§ Exercise goal
Extract all records. Keep each one exact.
------ Task inputs ------
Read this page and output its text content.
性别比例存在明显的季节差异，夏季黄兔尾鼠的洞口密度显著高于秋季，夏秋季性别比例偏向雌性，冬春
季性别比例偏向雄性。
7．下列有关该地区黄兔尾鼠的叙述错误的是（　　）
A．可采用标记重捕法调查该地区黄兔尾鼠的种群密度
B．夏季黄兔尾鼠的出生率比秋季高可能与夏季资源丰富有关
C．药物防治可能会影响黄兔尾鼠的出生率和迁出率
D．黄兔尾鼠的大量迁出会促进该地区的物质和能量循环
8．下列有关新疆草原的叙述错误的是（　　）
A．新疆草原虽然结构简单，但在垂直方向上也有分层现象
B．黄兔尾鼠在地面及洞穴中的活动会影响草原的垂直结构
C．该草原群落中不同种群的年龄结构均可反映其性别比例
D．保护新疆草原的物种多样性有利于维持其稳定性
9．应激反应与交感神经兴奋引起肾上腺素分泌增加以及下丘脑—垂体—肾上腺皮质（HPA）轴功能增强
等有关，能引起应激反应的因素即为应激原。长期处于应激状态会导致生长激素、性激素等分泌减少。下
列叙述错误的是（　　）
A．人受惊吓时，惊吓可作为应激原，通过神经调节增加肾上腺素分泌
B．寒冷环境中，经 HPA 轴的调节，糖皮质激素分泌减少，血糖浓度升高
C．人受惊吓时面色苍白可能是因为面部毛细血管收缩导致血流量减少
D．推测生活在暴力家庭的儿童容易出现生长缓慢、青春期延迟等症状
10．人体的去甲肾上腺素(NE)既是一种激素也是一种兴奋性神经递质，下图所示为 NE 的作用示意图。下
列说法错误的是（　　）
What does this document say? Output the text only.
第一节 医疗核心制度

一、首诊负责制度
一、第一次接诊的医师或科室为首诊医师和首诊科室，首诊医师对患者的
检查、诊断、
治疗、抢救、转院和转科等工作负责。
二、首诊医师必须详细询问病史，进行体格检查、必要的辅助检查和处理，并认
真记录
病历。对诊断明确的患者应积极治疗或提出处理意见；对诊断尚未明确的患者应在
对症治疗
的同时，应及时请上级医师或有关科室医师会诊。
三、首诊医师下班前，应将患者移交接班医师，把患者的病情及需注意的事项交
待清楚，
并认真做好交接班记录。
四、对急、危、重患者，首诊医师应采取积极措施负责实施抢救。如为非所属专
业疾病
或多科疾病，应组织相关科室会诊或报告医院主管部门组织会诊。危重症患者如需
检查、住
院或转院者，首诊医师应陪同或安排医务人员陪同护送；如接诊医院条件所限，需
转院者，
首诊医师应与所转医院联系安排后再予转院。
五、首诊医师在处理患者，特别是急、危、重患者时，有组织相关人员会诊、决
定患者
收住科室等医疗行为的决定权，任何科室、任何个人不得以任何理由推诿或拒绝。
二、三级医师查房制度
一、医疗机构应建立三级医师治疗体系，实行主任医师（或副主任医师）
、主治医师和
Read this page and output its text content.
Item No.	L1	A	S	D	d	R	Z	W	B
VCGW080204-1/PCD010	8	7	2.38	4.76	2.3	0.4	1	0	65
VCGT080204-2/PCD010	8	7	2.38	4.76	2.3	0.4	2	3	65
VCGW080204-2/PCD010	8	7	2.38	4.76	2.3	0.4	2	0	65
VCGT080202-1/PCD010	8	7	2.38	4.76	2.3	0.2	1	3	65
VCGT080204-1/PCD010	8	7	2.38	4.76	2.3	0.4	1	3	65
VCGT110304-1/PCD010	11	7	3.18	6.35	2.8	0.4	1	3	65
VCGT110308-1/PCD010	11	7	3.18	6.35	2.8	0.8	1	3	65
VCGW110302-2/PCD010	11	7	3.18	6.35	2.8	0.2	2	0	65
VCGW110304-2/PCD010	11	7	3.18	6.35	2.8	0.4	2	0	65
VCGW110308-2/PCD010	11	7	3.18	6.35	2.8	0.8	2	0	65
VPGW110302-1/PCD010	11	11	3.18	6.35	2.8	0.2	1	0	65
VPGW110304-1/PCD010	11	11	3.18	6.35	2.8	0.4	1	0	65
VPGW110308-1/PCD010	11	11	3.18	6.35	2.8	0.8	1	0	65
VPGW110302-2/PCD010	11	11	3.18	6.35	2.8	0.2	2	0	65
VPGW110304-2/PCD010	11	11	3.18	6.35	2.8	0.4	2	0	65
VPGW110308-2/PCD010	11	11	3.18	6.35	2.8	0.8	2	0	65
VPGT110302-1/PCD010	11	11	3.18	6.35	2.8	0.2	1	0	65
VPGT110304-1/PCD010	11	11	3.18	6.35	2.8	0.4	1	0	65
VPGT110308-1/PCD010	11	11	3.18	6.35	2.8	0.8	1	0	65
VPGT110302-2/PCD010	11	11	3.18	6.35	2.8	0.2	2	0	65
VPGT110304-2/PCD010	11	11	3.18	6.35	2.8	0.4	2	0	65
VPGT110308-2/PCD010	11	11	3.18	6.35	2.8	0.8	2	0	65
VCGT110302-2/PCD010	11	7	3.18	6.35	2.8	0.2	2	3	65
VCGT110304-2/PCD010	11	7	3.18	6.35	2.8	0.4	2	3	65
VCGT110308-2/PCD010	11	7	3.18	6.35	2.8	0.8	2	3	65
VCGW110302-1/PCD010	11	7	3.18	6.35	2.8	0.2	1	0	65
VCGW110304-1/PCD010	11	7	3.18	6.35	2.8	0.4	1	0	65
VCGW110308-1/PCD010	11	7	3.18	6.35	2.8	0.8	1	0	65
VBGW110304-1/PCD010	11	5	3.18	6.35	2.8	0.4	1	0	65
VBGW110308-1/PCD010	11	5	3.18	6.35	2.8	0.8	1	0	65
------
§ Final result
Read this page and output its text content.
性别比例存在明显的季节差异，夏季黄兔尾鼠的洞口密度显著高于秋季，夏秋季性别比例偏向雌性，冬春
季性别比例偏向雄性。
7．下列有关该地区黄兔尾鼠的叙述错误的是（　　）
A．可采用标记重捕法调查该地区黄兔尾鼠的种群密度
B．夏季黄兔尾鼠的出生率比秋季高可能与夏季资源丰富有关
C．药物防治可能会影响黄兔尾鼠的出生率和迁出率
D．黄兔尾鼠的大量迁出会促进该地区的物质和能量循环
8．下列有关新疆草原的叙述错误的是（　　）
A．新疆草原虽然结构简单，但在垂直方向上也有分层现象
B．黄兔尾鼠在地面及洞穴中的活动会影响草原的垂直结构
C．该草原群落中不同种群的年龄结构均可反映其性别比例
D．保护新疆草原的物种多样性有利于维持其稳定性
9．应激反应与交感神经兴奋引起肾上腺素分泌增加以及下丘脑—垂体—肾上腺皮质（HPA）轴功能增强
等有关，能引起应激反应的因素即为应激原。长期处于应激状态会导致生长激素、性激素等分泌减少。下
列叙述错误的是（　　）
A．人受惊吓时，惊吓可作为应激原，通过神经调节增加肾上腺素分泌
B．寒冷环境中，经 HPA 轴的调节，糖皮质激素分泌减少，血糖浓度升高
C．人受惊吓时面色苍白可能是因为面部毛细血管收缩导致血流量减少
D．推测生活在暴力家庭的儿童容易出现生长缓慢、青春期延迟等症状
10．人体的去甲肾上腺素(NE)既是一种激素也是一种兴奋性神经递质，下图所示为 NE 的作用示意图。下
列说法错误的是（　　）
What does this document say? Output the text only.
第一节 医疗核心制度

一、首诊负责制度
一、第一次接诊的医师或科室为首诊医师和首诊科室，首诊医师对患者的
检查、诊断、
治疗、抢救、转院和转科等工作负责。
二、首诊医师必须详细询问病史，进行体格检查、必要的辅助检查和处理，并认
真记录
病历。对诊断明确的患者应积极治疗或提出处理意见；对诊断尚未明确的患者应在
对症治疗
的同时，应及时请上级医师或有关科室医师会诊。
三、首诊医师下班前，应将患者移交接班医师，把患者的病情及需注意的事项交
待清楚，
并认真做好交接班记录。
四、对急、危、重患者，首诊医师应采取积极措施负责实施抢救。如为非所属专
业疾病
或多科疾病，应组织相关科室会诊或报告医院主管部门组织会诊。危重症患者如需
检查、住
院或转院者，首诊医师应陪同或安排医务人员陪同护送；如接诊医院条件所限，需
转院者，
首诊医师应与所转医院联系安排后再予转院。
五、首诊医师在处理患者，特别是急、危、重患者时，有组织相关人员会诊、决
定患者
收住科室等医疗行为的决定权，任何科室、任何个人不得以任何理由推诿或拒绝。
二、三级医师查房制度
一、医疗机构应建立三级医师治疗体系，实行主任医师（或副主任医师）
、主治医师和
Read this page and output its text content.
Item No.	L1	A	S	D	d	R	Z	W	B
VCGW080204-1/PCD010	8	7	2.38	4.76	2.3	0.4	1	0	65
VCGT080204-2/PCD010	8	7	2.38	4.76	2.3	0.4	2	3	65
VCGW080204-2/PCD010	8	7	2.38	4.76	2.3	0.4	2	0	65
VCGT080202-1/PCD010	8	7	2.38	4.76	2.3	0.2	1	3	65
VCGT080204-1/PCD010	8	7	2.38	4.76	2.3	0.4	1	3	65
VCGT110304-1/PCD010	11	7	3.18	6.35	2.8	0.4	1	3	65
VCGT110308-1/PCD010	11	7	3.18	6.35	2.8	0.8	1	3	65
VCGW110302-2/PCD010	11	7	3.18	6.35	2.8	0.2	2	0	65
VCGW110304-2/PCD010	11	7	3.18	6.35	2.8	0.4	2	0	65
VCGW110308-2/PCD010	11	7	3.18	6.35	2.8	0.8	2	0	65
VPGW110302-1/PCD010	11	11	3.18	6.35	2.8	0.2	1	0	65
VPGW110304-1/PCD010	11	11	3.18	6.35	2.8	0.4	1	0	65
VPGW110308-1/PCD010	11	11	3.18	6.35	2.8	0.8	1	0	65
VPGW110302-2/PCD010	11	11	3.18	6.35	2.8	0.2	2	0	65
VPGW110304-2/PCD010	11	11	3.18	6.35	2.8	0.4	2	0	65
VPGW110308-2/PCD010	11	11	3.18	6.35	2.8	0.8	2	0	65
VPGT110302-1/PCD010	11	11	3.18	6.35	2.8	0.2	1	0	65
VPGT110304-1/PCD010	11	11	3.18	6.35	2.8	0.4	1	0	65
VPGT110308-1/PCD010	11	11	3.18	6.35	2.8	0.8	1	0	65
VPGT110302-2/PCD010	11	11	3.18	6.35	2.8	0.2	2	0	65
VPGT110304-2/PCD010	11	11	3.18	6.35	2.8	0.4	2	0	65
VPGT110308-2/PCD010	11	11	3.18	6.35	2.8	0.8	2	0	65
VCGT110302-2/PCD010	11	7	3.18	6.35	2.8	0.2	2	3	65
VCGT110304-2/PCD010	11	7	3.18	6.35	2.8	0.4	2	3	65
VCGT110308-2/PCD010	11	7	3.18	6.35	2.8	0.8	2	3	65
VCGW110302-1/PCD010	11	7	3.18	6.35	2.8	0.2	1	0	65
VCGW110304-1/PCD010	11	7	3.18	6.35	2.8	0.4	1	0	65
VCGW110308-1/PCD010	11	7	3.18	6.35	2.8	0.8	1	0	65
VBGW110304-1/PCD010	11	5	3.18	6.35	2.8	0.4	1	0	65
VBGW110308-1/PCD010	11	5	3.18	6.35	2.8	0.8	1	0	65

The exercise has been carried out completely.